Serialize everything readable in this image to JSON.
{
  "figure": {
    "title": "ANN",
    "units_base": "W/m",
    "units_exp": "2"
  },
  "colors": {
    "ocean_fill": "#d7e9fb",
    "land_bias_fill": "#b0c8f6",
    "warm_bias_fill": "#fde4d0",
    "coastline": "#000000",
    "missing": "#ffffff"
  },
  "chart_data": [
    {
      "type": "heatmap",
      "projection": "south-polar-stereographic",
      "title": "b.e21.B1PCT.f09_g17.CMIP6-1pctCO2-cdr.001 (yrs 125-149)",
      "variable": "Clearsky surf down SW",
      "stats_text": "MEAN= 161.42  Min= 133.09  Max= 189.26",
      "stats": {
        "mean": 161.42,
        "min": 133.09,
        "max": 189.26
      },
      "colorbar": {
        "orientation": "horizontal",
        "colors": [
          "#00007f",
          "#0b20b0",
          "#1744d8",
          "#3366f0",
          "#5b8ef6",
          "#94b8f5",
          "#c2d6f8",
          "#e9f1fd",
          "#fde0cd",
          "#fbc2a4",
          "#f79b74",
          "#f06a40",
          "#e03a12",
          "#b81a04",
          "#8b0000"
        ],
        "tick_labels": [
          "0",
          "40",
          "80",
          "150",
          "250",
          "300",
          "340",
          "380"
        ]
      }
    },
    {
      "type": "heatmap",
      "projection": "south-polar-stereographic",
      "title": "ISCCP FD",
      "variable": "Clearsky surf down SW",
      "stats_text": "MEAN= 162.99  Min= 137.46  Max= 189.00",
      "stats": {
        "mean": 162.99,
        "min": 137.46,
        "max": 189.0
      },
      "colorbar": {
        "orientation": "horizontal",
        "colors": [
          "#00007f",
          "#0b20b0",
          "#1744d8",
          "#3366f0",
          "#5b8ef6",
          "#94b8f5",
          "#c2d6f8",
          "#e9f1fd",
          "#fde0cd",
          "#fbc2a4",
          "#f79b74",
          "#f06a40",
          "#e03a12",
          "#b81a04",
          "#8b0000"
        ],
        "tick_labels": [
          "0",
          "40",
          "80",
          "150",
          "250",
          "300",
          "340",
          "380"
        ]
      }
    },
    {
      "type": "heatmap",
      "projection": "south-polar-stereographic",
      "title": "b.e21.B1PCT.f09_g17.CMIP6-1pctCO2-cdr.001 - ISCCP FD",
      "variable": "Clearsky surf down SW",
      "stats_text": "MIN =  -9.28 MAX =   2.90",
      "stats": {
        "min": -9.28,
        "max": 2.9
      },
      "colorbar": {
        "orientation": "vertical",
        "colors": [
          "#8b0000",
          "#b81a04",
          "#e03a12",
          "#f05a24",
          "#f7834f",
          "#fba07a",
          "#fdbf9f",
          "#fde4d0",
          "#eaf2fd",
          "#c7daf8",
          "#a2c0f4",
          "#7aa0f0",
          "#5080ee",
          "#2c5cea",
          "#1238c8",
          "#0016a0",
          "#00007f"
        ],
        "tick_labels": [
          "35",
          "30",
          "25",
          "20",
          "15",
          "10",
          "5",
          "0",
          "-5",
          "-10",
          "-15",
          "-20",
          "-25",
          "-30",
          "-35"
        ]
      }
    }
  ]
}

● EXERCISE AIM: Every entry should be printed again exactly as written.

● RESULT OF THIS EXERCISE:
Serialize everything readable in this image to JSON.
{
  "figure": {
    "title": "ANN",
    "units_base": "W/m",
    "units_exp": "2"
  },
  "colors": {
    "ocean_fill": "#d7e9fb",
    "land_bias_fill": "#b0c8f6",
    "warm_bias_fill": "#fde4d0",
    "coastline": "#000000",
    "missing": "#ffffff"
  },
  "chart_data": [
    {
      "type": "heatmap",
      "projection": "south-polar-stereographic",
      "title": "b.e21.B1PCT.f09_g17.CMIP6-1pctCO2-cdr.001 (yrs 125-149)",
      "variable": "Clearsky surf down SW",
      "stats_text": "MEAN= 161.42  Min= 133.09  Max= 189.26",
      "stats": {
        "mean": 161.42,
        "min": 133.09,
        "max": 189.26
      },
      "colorbar": {
        "orientation": "horizontal",
        "colors": [
          "#00007f",
          "#0b20b0",
          "#1744d8",
          "#3366f0",
          "#5b8ef6",
          "#94b8f5",
          "#c2d6f8",
          "#e9f1fd",
          "#fde0cd",
          "#fbc2a4",
          "#f79b74",
          "#f06a40",
          "#e03a12",
          "#b81a04",
          "#8b0000"
        ],
        "tick_labels": [
          "0",
          "40",
          "80",
          "150",
          "250",
          "300",
          "340",
          "380"
        ]
      }
    },
    {
      "type": "heatmap",
      "projection": "south-polar-stereographic",
      "title": "ISCCP FD",
      "variable": "Clearsky surf down SW",
      "stats_text": "MEAN= 162.99  Min= 137.46  Max= 189.00",
      "stats": {
        "mean": 162.99,
        "min": 137.46,
        "max": 189.0
      },
      "colorbar": {
        "orientation": "horizontal",
        "colors": [
          "#00007f",
          "#0b20b0",
          "#1744d8",
          "#3366f0",
          "#5b8ef6",
          "#94b8f5",
          "#c2d6f8",
          "#e9f1fd",
          "#fde0cd",
          "#fbc2a4",
          "#f79b74",
          "#f06a40",
          "#e03a12",
          "#b81a04",
          "#8b0000"
        ],
        "tick_labels": [
          "0",
          "40",
          "80",
          "150",
          "250",
          "300",
          "340",
          "380"
        ]
      }
    },
    {
      "type": "heatmap",
      "projection": "south-polar-stereographic",
      "title": "b.e21.B1PCT.f09_g17.CMIP6-1pctCO2-cdr.001 - ISCCP FD",
      "variable": "Clearsky surf down SW",
      "stats_text": "MIN =  -9.28 MAX =   2.90",
      "stats": {
        "min": -9.28,
        "max": 2.9
      },
      "colorbar": {
        "orientation": "vertical",
        "colors": [
          "#8b0000",
          "#b81a04",
          "#e03a12",
          "#f05a24",
          "#f7834f",
          "#fba07a",
          "#fdbf9f",
          "#fde4d0",
          "#eaf2fd",
          "#c7daf8",
          "#a2c0f4",
          "#7aa0f0",
          "#5080ee",
          "#2c5cea",
          "#1238c8",
          "#0016a0",
          "#00007f"
        ],
        "tick_labels": [
          "35",
          "30",
          "25",
          "20",
          "15",
          "10",
          "5",
          "0",
          "-5",
          "-10",
          "-15",
          "-20",
          "-25",
          "-30",
          "-35"
        ]
      }
    }
  ]
}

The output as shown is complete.